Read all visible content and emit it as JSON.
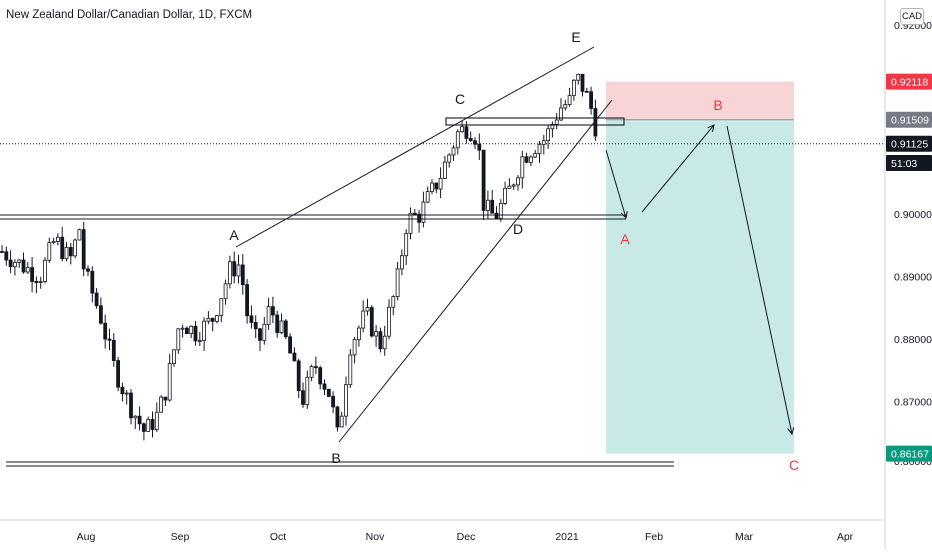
{
  "header": {
    "title": "New Zealand Dollar/Canadian Dollar, 1D, FXCM",
    "currency_button": "CAD"
  },
  "chart_data": {
    "type": "candlestick",
    "price_axis": {
      "ticks": [
        "0.90000",
        "0.89000",
        "0.88000",
        "0.87000"
      ],
      "partial_ticks": [
        "0.92000",
        "0.86000"
      ]
    },
    "time_axis": {
      "ticks": [
        "Aug",
        "Sep",
        "Oct",
        "Nov",
        "Dec",
        "2021",
        "Feb",
        "Mar",
        "Apr"
      ]
    },
    "price_badges": [
      {
        "label": "0.92118",
        "color": "#f23645",
        "text_color": "#ffffff"
      },
      {
        "label": "0.91509",
        "color": "#787b86",
        "text_color": "#ffffff"
      },
      {
        "label": "0.91125",
        "color": "#131722",
        "text_color": "#ffffff"
      },
      {
        "label": "51:03",
        "color": "#131722",
        "text_color": "#ffffff"
      },
      {
        "label": "0.86167",
        "color": "#089981",
        "text_color": "#ffffff"
      }
    ],
    "wave_labels": {
      "black": [
        "A",
        "B",
        "C",
        "D",
        "E"
      ],
      "red": [
        "A",
        "B",
        "C"
      ]
    },
    "position": {
      "entry": 0.91509,
      "stop": 0.92118,
      "target": 0.86167,
      "stop_color": "#f7d4d6",
      "target_color": "#c8e9e6"
    },
    "candle_colors": {
      "up": "#131722",
      "down": "#131722"
    }
  }
}
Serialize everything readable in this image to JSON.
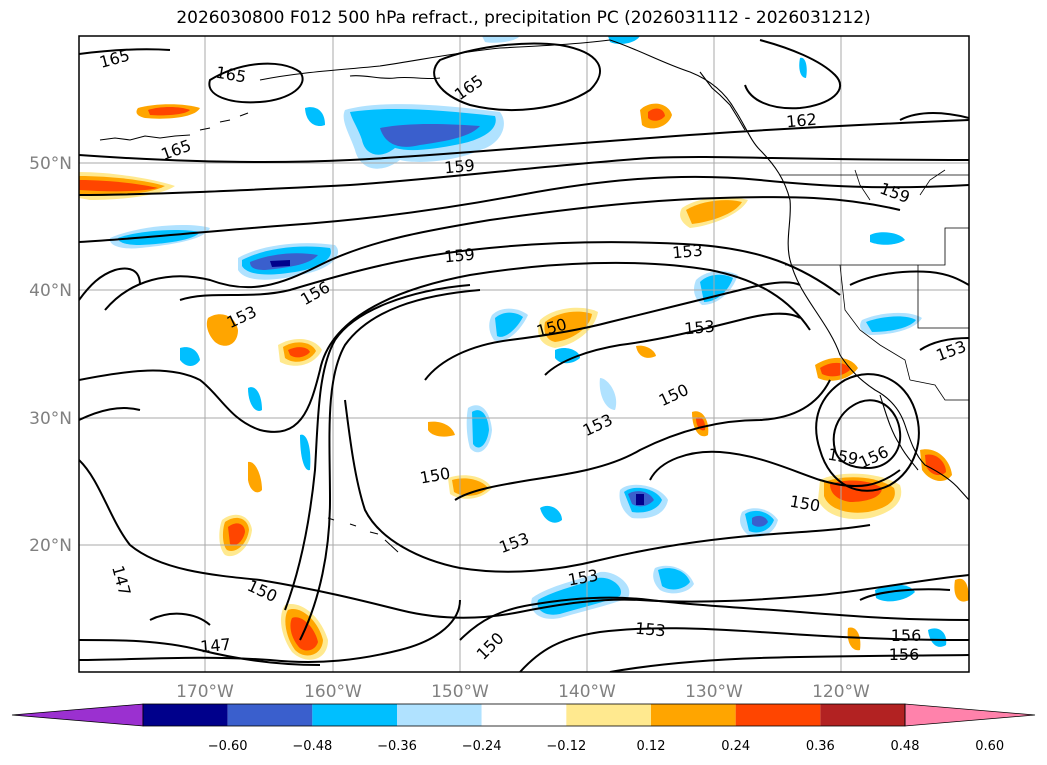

#####

WHAT THE TASK REQUIRES.
Repeat each entry above word for word, leaving every picture out.

RESPONSE TO THIS EXERCISE.
Read all visible content and emit it as JSON.
{
  "header": {
    "title": "New Zealand Dollar/Canadian Dollar, 1D, FXCM",
    "currency_button": "CAD"
  },
  "chart_data": {
    "type": "candlestick",
    "price_axis": {
      "ticks": [
        "0.90000",
        "0.89000",
        "0.88000",
        "0.87000"
      ],
      "partial_ticks": [
        "0.92000",
        "0.86000"
      ]
    },
    "time_axis": {
      "ticks": [
        "Aug",
        "Sep",
        "Oct",
        "Nov",
        "Dec",
        "2021",
        "Feb",
        "Mar",
        "Apr"
      ]
    },
    "price_badges": [
      {
        "label": "0.92118",
        "color": "#f23645",
        "text_color": "#ffffff"
      },
      {
        "label": "0.91509",
        "color": "#787b86",
        "text_color": "#ffffff"
      },
      {
        "label": "0.91125",
        "color": "#131722",
        "text_color": "#ffffff"
      },
      {
        "label": "51:03",
        "color": "#131722",
        "text_color": "#ffffff"
      },
      {
        "label": "0.86167",
        "color": "#089981",
        "text_color": "#ffffff"
      }
    ],
    "wave_labels": {
      "black": [
        "A",
        "B",
        "C",
        "D",
        "E"
      ],
      "red": [
        "A",
        "B",
        "C"
      ]
    },
    "position": {
      "entry": 0.91509,
      "stop": 0.92118,
      "target": 0.86167,
      "stop_color": "#f7d4d6",
      "target_color": "#c8e9e6"
    },
    "candle_colors": {
      "up": "#131722",
      "down": "#131722"
    }
  }
}
Serialize everything readable in this image to JSON.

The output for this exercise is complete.